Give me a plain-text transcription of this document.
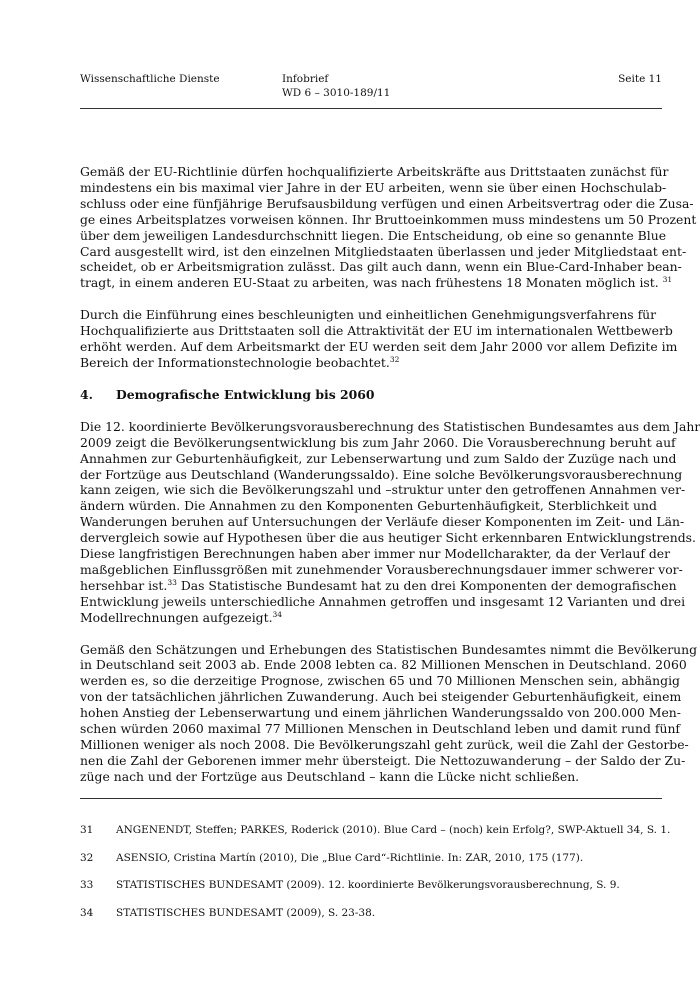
Wissenschaftliche Dienste	Infobrief
WD 6 – 3010-189/11
Seite 11

Gemäß der EU-Richtlinie dürfen hochqualifizierte Arbeitskräfte aus Drittstaaten zunächst für
mindestens ein bis maximal vier Jahre in der EU arbeiten, wenn sie über einen Hochschulab-
schluss oder eine fünfjährige Berufsausbildung verfügen und einen Arbeitsvertrag oder die Zusa-
ge eines Arbeitsplatzes vorweisen können. Ihr Bruttoeinkommen muss mindestens um 50 Prozent
über dem jeweiligen Landesdurchschnitt liegen. Die Entscheidung, ob eine so genannte Blue
Card ausgestellt wird, ist den einzelnen Mitgliedstaaten überlassen und jeder Mitgliedstaat ent-
scheidet, ob er Arbeitsmigration zulässt. Das gilt auch dann, wenn ein Blue-Card-Inhaber bean-
tragt, in einem anderen EU-Staat zu arbeiten, was nach frühestens 18 Monaten möglich ist. $^{31}$

Durch die Einführung eines beschleunigten und einheitlichen Genehmigungsverfahrens für
Hochqualifizierte aus Drittstaaten soll die Attraktivität der EU im internationalen Wettbewerb
erhöht werden. Auf dem Arbeitsmarkt der EU werden seit dem Jahr 2000 vor allem Defizite im
Bereich der Informationstechnologie beobachtet.$^{32}$

4. Demografische Entwicklung bis 2060

Die 12. koordinierte Bevölkerungsvorausberechnung des Statistischen Bundesamtes aus dem Jahr
2009 zeigt die Bevölkerungsentwicklung bis zum Jahr 2060. Die Vorausberechnung beruht auf
Annahmen zur Geburtenhäufigkeit, zur Lebenserwartung und zum Saldo der Zuzüge nach und
der Fortzüge aus Deutschland (Wanderungssaldo). Eine solche Bevölkerungsvorausberechnung
kann zeigen, wie sich die Bevölkerungszahl und –struktur unter den getroffenen Annahmen ver-
ändern würden. Die Annahmen zu den Komponenten Geburtenhäufigkeit, Sterblichkeit und
Wanderungen beruhen auf Untersuchungen der Verläufe dieser Komponenten im Zeit- und Län-
dervergleich sowie auf Hypothesen über die aus heutiger Sicht erkennbaren Entwicklungstrends.
Diese langfristigen Berechnungen haben aber immer nur Modellcharakter, da der Verlauf der
maßgeblichen Einflussgrößen mit zunehmender Vorausberechnungsdauer immer schwerer vor-
hersehbar ist.$^{33}$ Das Statistische Bundesamt hat zu den drei Komponenten der demografischen
Entwicklung jeweils unterschiedliche Annahmen getroffen und insgesamt 12 Varianten und drei
Modellrechnungen aufgezeigt.$^{34}$

Gemäß den Schätzungen und Erhebungen des Statistischen Bundesamtes nimmt die Bevölkerung
in Deutschland seit 2003 ab. Ende 2008 lebten ca. 82 Millionen Menschen in Deutschland. 2060
werden es, so die derzeitige Prognose, zwischen 65 und 70 Millionen Menschen sein, abhängig
von der tatsächlichen jährlichen Zuwanderung. Auch bei steigender Geburtenhäufigkeit, einem
hohen Anstieg der Lebenserwartung und einem jährlichen Wanderungssaldo von 200.000 Men-
schen würden 2060 maximal 77 Millionen Menschen in Deutschland leben und damit rund fünf
Millionen weniger als noch 2008. Die Bevölkerungszahl geht zurück, weil die Zahl der Gestorbe-
nen die Zahl der Geborenen immer mehr übersteigt. Die Nettozuwanderung – der Saldo der Zu-
züge nach und der Fortzüge aus Deutschland – kann die Lücke nicht schließen.

31 ANGENENDT, Steffen; PARKES, Roderick (2010). Blue Card – (noch) kein Erfolg?, SWP-Aktuell 34, S. 1.
32 ASENSIO, Cristina Martín (2010), Die „Blue Card“-Richtlinie. In: ZAR, 2010, 175 (177).
33 STATISTISCHES BUNDESAMT (2009). 12. koordinierte Bevölkerungsvorausberechnung, S. 9.
34 STATISTISCHES BUNDESAMT (2009), S. 23-38.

WHAT THE TASK REQUIRES
Reproduce each line exactly, please, except for any pictures.

CORRECT RESPONSE
Give me a plain-text transcription of this document.
Wissenschaftliche Dienste	Infobrief
WD 6 – 3010-189/11
Seite 11

Gemäß der EU-Richtlinie dürfen hochqualifizierte Arbeitskräfte aus Drittstaaten zunächst für
mindestens ein bis maximal vier Jahre in der EU arbeiten, wenn sie über einen Hochschulab-
schluss oder eine fünfjährige Berufsausbildung verfügen und einen Arbeitsvertrag oder die Zusa-
ge eines Arbeitsplatzes vorweisen können. Ihr Bruttoeinkommen muss mindestens um 50 Prozent
über dem jeweiligen Landesdurchschnitt liegen. Die Entscheidung, ob eine so genannte Blue
Card ausgestellt wird, ist den einzelnen Mitgliedstaaten überlassen und jeder Mitgliedstaat ent-
scheidet, ob er Arbeitsmigration zulässt. Das gilt auch dann, wenn ein Blue-Card-Inhaber bean-
tragt, in einem anderen EU-Staat zu arbeiten, was nach frühestens 18 Monaten möglich ist. $^{31}$

Durch die Einführung eines beschleunigten und einheitlichen Genehmigungsverfahrens für
Hochqualifizierte aus Drittstaaten soll die Attraktivität der EU im internationalen Wettbewerb
erhöht werden. Auf dem Arbeitsmarkt der EU werden seit dem Jahr 2000 vor allem Defizite im
Bereich der Informationstechnologie beobachtet.$^{32}$

4. Demografische Entwicklung bis 2060

Die 12. koordinierte Bevölkerungsvorausberechnung des Statistischen Bundesamtes aus dem Jahr
2009 zeigt die Bevölkerungsentwicklung bis zum Jahr 2060. Die Vorausberechnung beruht auf
Annahmen zur Geburtenhäufigkeit, zur Lebenserwartung und zum Saldo der Zuzüge nach und
der Fortzüge aus Deutschland (Wanderungssaldo). Eine solche Bevölkerungsvorausberechnung
kann zeigen, wie sich die Bevölkerungszahl und –struktur unter den getroffenen Annahmen ver-
ändern würden. Die Annahmen zu den Komponenten Geburtenhäufigkeit, Sterblichkeit und
Wanderungen beruhen auf Untersuchungen der Verläufe dieser Komponenten im Zeit- und Län-
dervergleich sowie auf Hypothesen über die aus heutiger Sicht erkennbaren Entwicklungstrends.
Diese langfristigen Berechnungen haben aber immer nur Modellcharakter, da der Verlauf der
maßgeblichen Einflussgrößen mit zunehmender Vorausberechnungsdauer immer schwerer vor-
hersehbar ist.$^{33}$ Das Statistische Bundesamt hat zu den drei Komponenten der demografischen
Entwicklung jeweils unterschiedliche Annahmen getroffen und insgesamt 12 Varianten und drei
Modellrechnungen aufgezeigt.$^{34}$

Gemäß den Schätzungen und Erhebungen des Statistischen Bundesamtes nimmt die Bevölkerung
in Deutschland seit 2003 ab. Ende 2008 lebten ca. 82 Millionen Menschen in Deutschland. 2060
werden es, so die derzeitige Prognose, zwischen 65 und 70 Millionen Menschen sein, abhängig
von der tatsächlichen jährlichen Zuwanderung. Auch bei steigender Geburtenhäufigkeit, einem
hohen Anstieg der Lebenserwartung und einem jährlichen Wanderungssaldo von 200.000 Men-
schen würden 2060 maximal 77 Millionen Menschen in Deutschland leben und damit rund fünf
Millionen weniger als noch 2008. Die Bevölkerungszahl geht zurück, weil die Zahl der Gestorbe-
nen die Zahl der Geborenen immer mehr übersteigt. Die Nettozuwanderung – der Saldo der Zu-
züge nach und der Fortzüge aus Deutschland – kann die Lücke nicht schließen.

31 ANGENENDT, Steffen; PARKES, Roderick (2010). Blue Card – (noch) kein Erfolg?, SWP-Aktuell 34, S. 1.
32 ASENSIO, Cristina Martín (2010), Die „Blue Card“-Richtlinie. In: ZAR, 2010, 175 (177).
33 STATISTISCHES BUNDESAMT (2009). 12. koordinierte Bevölkerungsvorausberechnung, S. 9.
34 STATISTISCHES BUNDESAMT (2009), S. 23-38.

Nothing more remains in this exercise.